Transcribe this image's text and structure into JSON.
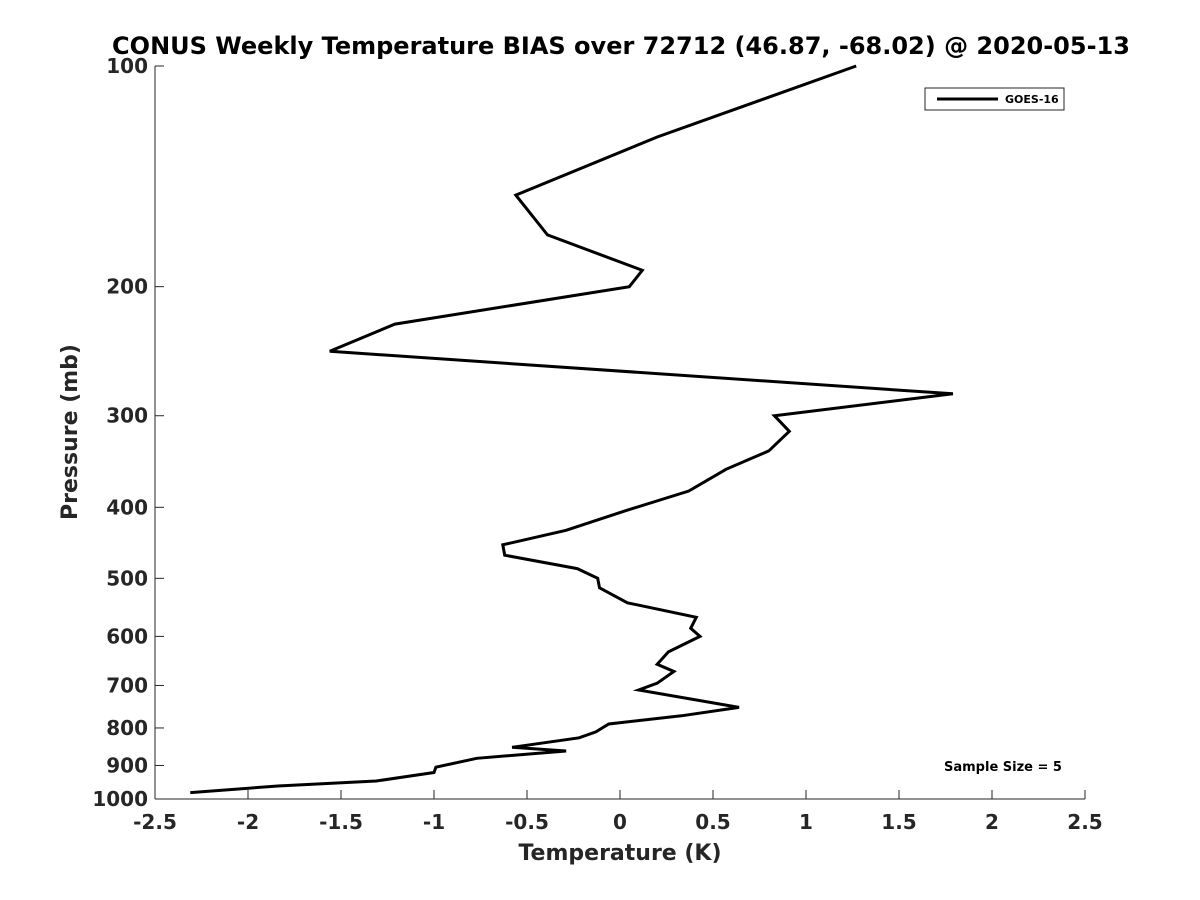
{
  "chart_data": {
    "type": "line",
    "title": "CONUS Weekly Temperature BIAS over 72712 (46.87, -68.02) @ 2020-05-13",
    "xlabel": "Temperature (K)",
    "ylabel": "Pressure (mb)",
    "xlim": [
      -2.5,
      2.5
    ],
    "ylim": [
      100,
      1000
    ],
    "y_scale": "log",
    "y_reversed": true,
    "x_ticks": [
      "-2.5",
      "-2",
      "-1.5",
      "-1",
      "-0.5",
      "0",
      "0.5",
      "1",
      "1.5",
      "2",
      "2.5"
    ],
    "y_ticks": [
      "100",
      "200",
      "300",
      "400",
      "500",
      "600",
      "700",
      "800",
      "900",
      "1000"
    ],
    "grid": false,
    "legend_position": "top-right",
    "series": [
      {
        "name": "GOES-16",
        "color": "#000000",
        "points": [
          [
            1.27,
            100
          ],
          [
            0.2,
            125
          ],
          [
            -0.56,
            150
          ],
          [
            -0.39,
            170
          ],
          [
            0.12,
            190
          ],
          [
            0.05,
            200
          ],
          [
            -1.21,
            225
          ],
          [
            -1.56,
            245
          ],
          [
            1.79,
            280
          ],
          [
            0.83,
            300
          ],
          [
            0.91,
            315
          ],
          [
            0.8,
            335
          ],
          [
            0.57,
            355
          ],
          [
            0.37,
            380
          ],
          [
            0.02,
            405
          ],
          [
            -0.29,
            430
          ],
          [
            -0.63,
            450
          ],
          [
            -0.62,
            465
          ],
          [
            -0.23,
            485
          ],
          [
            -0.12,
            500
          ],
          [
            -0.11,
            515
          ],
          [
            0.04,
            540
          ],
          [
            0.41,
            565
          ],
          [
            0.38,
            585
          ],
          [
            0.43,
            600
          ],
          [
            0.26,
            630
          ],
          [
            0.2,
            655
          ],
          [
            0.29,
            670
          ],
          [
            0.2,
            695
          ],
          [
            0.1,
            710
          ],
          [
            0.64,
            750
          ],
          [
            0.33,
            770
          ],
          [
            -0.06,
            790
          ],
          [
            -0.13,
            810
          ],
          [
            -0.22,
            825
          ],
          [
            -0.58,
            850
          ],
          [
            -0.29,
            860
          ],
          [
            -0.77,
            880
          ],
          [
            -0.99,
            905
          ],
          [
            -1.0,
            920
          ],
          [
            -1.31,
            945
          ],
          [
            -1.84,
            960
          ],
          [
            -2.31,
            980
          ]
        ]
      }
    ],
    "annotations": [
      "Sample Size = 5"
    ]
  }
}
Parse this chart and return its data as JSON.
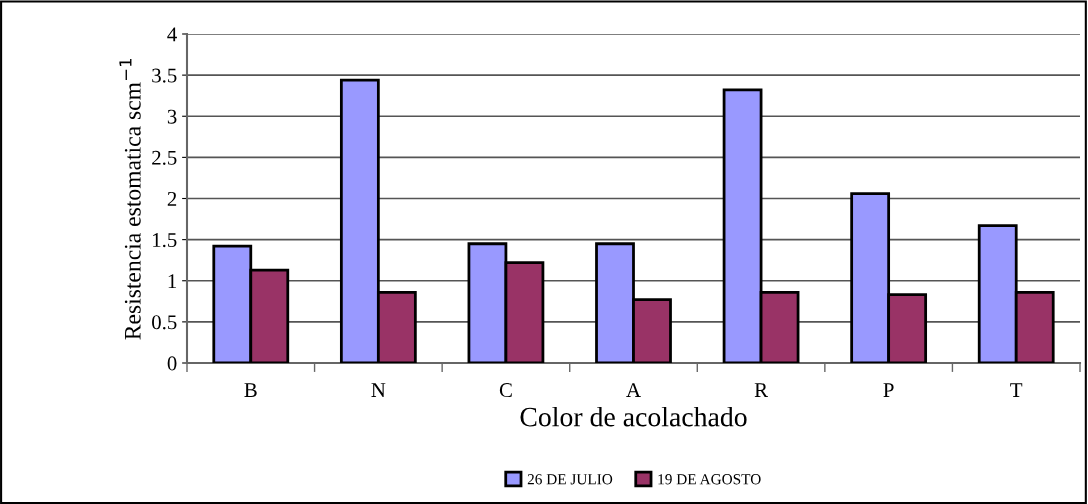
{
  "chart_data": {
    "type": "bar",
    "xlabel": "Color de acolachado",
    "ylabel": "Resistencia estomatica scm$^{−1}$",
    "categories": [
      "B",
      "N",
      "C",
      "A",
      "R",
      "P",
      "T"
    ],
    "series": [
      {
        "name": "26 DE JULIO",
        "color": "#9999ff",
        "values": [
          1.42,
          3.44,
          1.45,
          1.45,
          3.32,
          2.06,
          1.67
        ]
      },
      {
        "name": "19 DE AGOSTO",
        "color": "#993366",
        "values": [
          1.13,
          0.86,
          1.22,
          0.77,
          0.86,
          0.83,
          0.86
        ]
      }
    ],
    "ylim": [
      0,
      4
    ],
    "yticks": [
      0,
      {
        "value": 0.5,
        "label": "0.5"
      },
      1,
      {
        "value": 1.5,
        "label": "1.5"
      },
      2,
      {
        "value": 2.5,
        "label": "2.5"
      },
      3,
      {
        "value": 3.5,
        "label": "3.5"
      },
      4
    ],
    "grid": "y",
    "legend": "bottom"
  }
}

==================================================

▶ _Exercise_: Without the images, write out each line of the data verbatim.

▶ _Written reply_:
Transcribe this image's text and structure into JSON.
{
  "chart_data": {
    "type": "line",
    "title": "CONUS Weekly Temperature BIAS over 72712 (46.87, -68.02) @ 2020-05-13",
    "xlabel": "Temperature (K)",
    "ylabel": "Pressure (mb)",
    "xlim": [
      -2.5,
      2.5
    ],
    "ylim": [
      100,
      1000
    ],
    "y_scale": "log",
    "y_reversed": true,
    "x_ticks": [
      "-2.5",
      "-2",
      "-1.5",
      "-1",
      "-0.5",
      "0",
      "0.5",
      "1",
      "1.5",
      "2",
      "2.5"
    ],
    "y_ticks": [
      "100",
      "200",
      "300",
      "400",
      "500",
      "600",
      "700",
      "800",
      "900",
      "1000"
    ],
    "grid": false,
    "legend_position": "top-right",
    "series": [
      {
        "name": "GOES-16",
        "color": "#000000",
        "points": [
          [
            1.27,
            100
          ],
          [
            0.2,
            125
          ],
          [
            -0.56,
            150
          ],
          [
            -0.39,
            170
          ],
          [
            0.12,
            190
          ],
          [
            0.05,
            200
          ],
          [
            -1.21,
            225
          ],
          [
            -1.56,
            245
          ],
          [
            1.79,
            280
          ],
          [
            0.83,
            300
          ],
          [
            0.91,
            315
          ],
          [
            0.8,
            335
          ],
          [
            0.57,
            355
          ],
          [
            0.37,
            380
          ],
          [
            0.02,
            405
          ],
          [
            -0.29,
            430
          ],
          [
            -0.63,
            450
          ],
          [
            -0.62,
            465
          ],
          [
            -0.23,
            485
          ],
          [
            -0.12,
            500
          ],
          [
            -0.11,
            515
          ],
          [
            0.04,
            540
          ],
          [
            0.41,
            565
          ],
          [
            0.38,
            585
          ],
          [
            0.43,
            600
          ],
          [
            0.26,
            630
          ],
          [
            0.2,
            655
          ],
          [
            0.29,
            670
          ],
          [
            0.2,
            695
          ],
          [
            0.1,
            710
          ],
          [
            0.64,
            750
          ],
          [
            0.33,
            770
          ],
          [
            -0.06,
            790
          ],
          [
            -0.13,
            810
          ],
          [
            -0.22,
            825
          ],
          [
            -0.58,
            850
          ],
          [
            -0.29,
            860
          ],
          [
            -0.77,
            880
          ],
          [
            -0.99,
            905
          ],
          [
            -1.0,
            920
          ],
          [
            -1.31,
            945
          ],
          [
            -1.84,
            960
          ],
          [
            -2.31,
            980
          ]
        ]
      }
    ],
    "annotations": [
      "Sample Size = 5"
    ]
  }
}
Parse this chart and return its data as JSON.
{
  "chart_data": {
    "type": "bar",
    "xlabel": "Color de acolachado",
    "ylabel": "Resistencia estomatica scm$^{−1}$",
    "categories": [
      "B",
      "N",
      "C",
      "A",
      "R",
      "P",
      "T"
    ],
    "series": [
      {
        "name": "26 DE JULIO",
        "color": "#9999ff",
        "values": [
          1.42,
          3.44,
          1.45,
          1.45,
          3.32,
          2.06,
          1.67
        ]
      },
      {
        "name": "19 DE AGOSTO",
        "color": "#993366",
        "values": [
          1.13,
          0.86,
          1.22,
          0.77,
          0.86,
          0.83,
          0.86
        ]
      }
    ],
    "ylim": [
      0,
      4
    ],
    "yticks": [
      0,
      {
        "value": 0.5,
        "label": "0.5"
      },
      1,
      {
        "value": 1.5,
        "label": "1.5"
      },
      2,
      {
        "value": 2.5,
        "label": "2.5"
      },
      3,
      {
        "value": 3.5,
        "label": "3.5"
      },
      4
    ],
    "grid": "y",
    "legend": "bottom"
  }
}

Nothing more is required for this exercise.